WHAT IS BEING ASKED:
Copy out each line in the material below that has the word "Coarse".

╭──

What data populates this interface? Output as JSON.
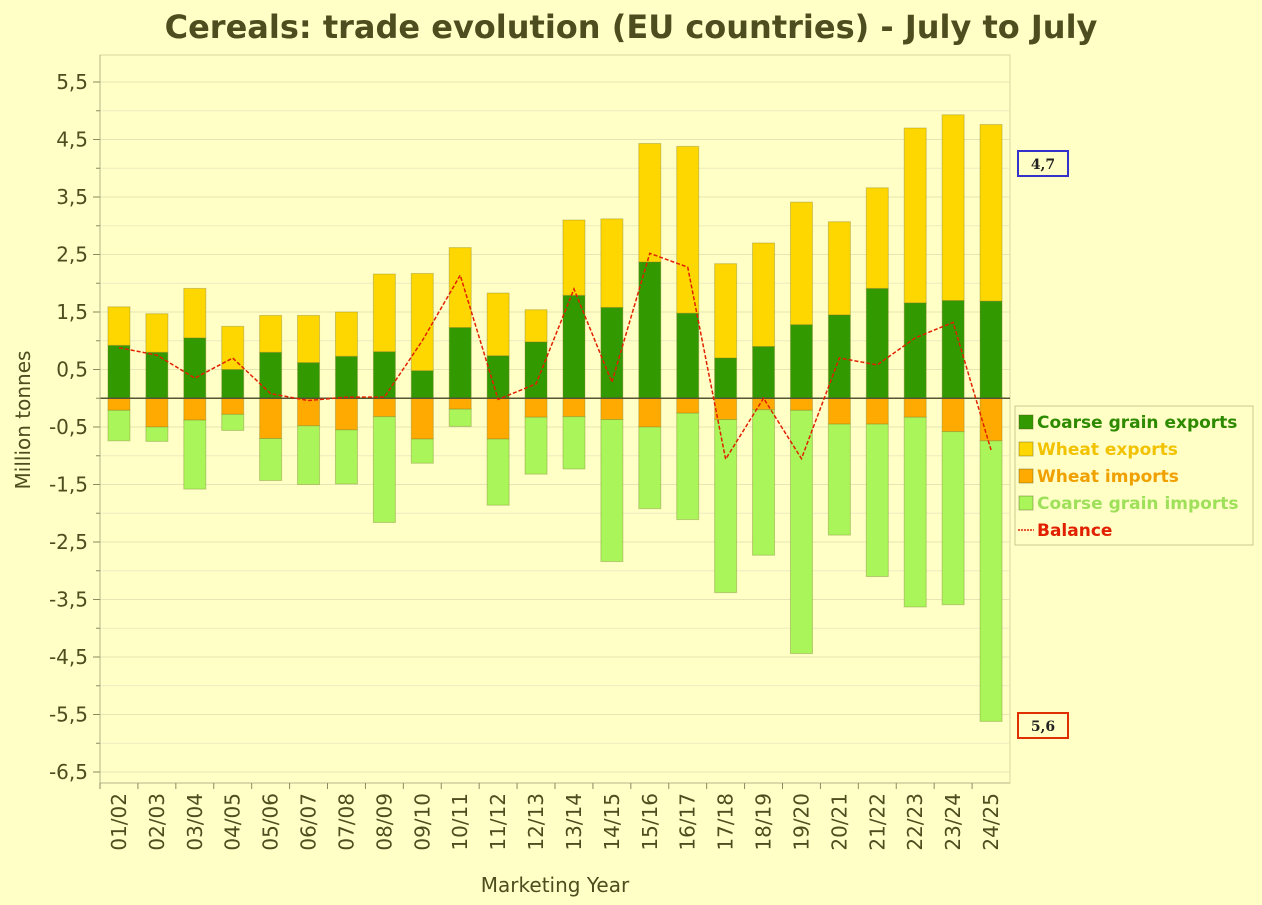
{
  "chart_data": {
    "type": "bar",
    "title": "Cereals: trade evolution (EU countries) - July to July",
    "xlabel": "Marketing Year",
    "ylabel": "Million tonnes",
    "ylim": [
      -6.5,
      5.5
    ],
    "yticks": [
      5.5,
      4.5,
      3.5,
      2.5,
      1.5,
      0.5,
      -0.5,
      -1.5,
      -2.5,
      -3.5,
      -4.5,
      -5.5,
      -6.5
    ],
    "ytick_labels": [
      "5,5",
      "4,5",
      "3,5",
      "2,5",
      "1,5",
      "0,5",
      "-0,5",
      "-1,5",
      "-2,5",
      "-3,5",
      "-4,5",
      "-5,5",
      "-6,5"
    ],
    "grid": true,
    "legend_position": "right",
    "categories": [
      "01/02",
      "02/03",
      "03/04",
      "04/05",
      "05/06",
      "06/07",
      "07/08",
      "08/09",
      "09/10",
      "10/11",
      "11/12",
      "12/13",
      "13/14",
      "14/15",
      "15/16",
      "16/17",
      "17/18",
      "18/19",
      "19/20",
      "20/21",
      "21/22",
      "22/23",
      "23/24",
      "24/25"
    ],
    "series": [
      {
        "name": "Coarse grain exports",
        "color": "#339900",
        "kind": "bar",
        "stack": "pos",
        "values": [
          0.92,
          0.8,
          1.05,
          0.5,
          0.8,
          0.62,
          0.73,
          0.81,
          0.48,
          1.23,
          0.74,
          0.98,
          1.79,
          1.58,
          2.37,
          1.48,
          0.7,
          0.9,
          1.28,
          1.45,
          1.91,
          1.66,
          1.7,
          1.69
        ]
      },
      {
        "name": "Wheat exports",
        "color": "#ffd700",
        "kind": "bar",
        "stack": "pos",
        "values": [
          0.67,
          0.67,
          0.86,
          0.75,
          0.64,
          0.82,
          0.77,
          1.35,
          1.69,
          1.39,
          1.09,
          0.56,
          1.31,
          1.54,
          2.06,
          2.9,
          1.64,
          1.8,
          2.13,
          1.62,
          1.75,
          3.04,
          3.23,
          3.07
        ]
      },
      {
        "name": "Wheat imports",
        "color": "#ffaa00",
        "kind": "bar",
        "stack": "neg",
        "values": [
          -0.21,
          -0.5,
          -0.38,
          -0.28,
          -0.7,
          -0.48,
          -0.55,
          -0.32,
          -0.71,
          -0.19,
          -0.71,
          -0.33,
          -0.32,
          -0.37,
          -0.5,
          -0.26,
          -0.37,
          -0.2,
          -0.21,
          -0.45,
          -0.45,
          -0.33,
          -0.58,
          -0.74
        ]
      },
      {
        "name": "Coarse grain imports",
        "color": "#aaf55a",
        "kind": "bar",
        "stack": "neg",
        "values": [
          -0.53,
          -0.25,
          -1.2,
          -0.28,
          -0.73,
          -1.02,
          -0.94,
          -1.84,
          -0.42,
          -0.3,
          -1.15,
          -0.99,
          -0.91,
          -2.47,
          -1.42,
          -1.85,
          -3.01,
          -2.53,
          -4.23,
          -1.93,
          -2.65,
          -3.3,
          -3.01,
          -4.88
        ]
      },
      {
        "name": "Balance",
        "color": "#e02000",
        "kind": "line",
        "values": [
          0.88,
          0.75,
          0.35,
          0.7,
          0.08,
          -0.04,
          0.02,
          0.02,
          1.0,
          2.14,
          -0.02,
          0.25,
          1.9,
          0.28,
          2.52,
          2.28,
          -1.06,
          0.0,
          -1.05,
          0.7,
          0.58,
          1.05,
          1.32,
          -0.9
        ]
      }
    ],
    "annotations": [
      {
        "text": "4,7",
        "border": "#3333cc"
      },
      {
        "text": "5,6",
        "border": "#e03000"
      }
    ]
  }
}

╰──

RESPONSE BELOW:
        "name": "Coarse grain exports",
        "name": "Coarse grain imports",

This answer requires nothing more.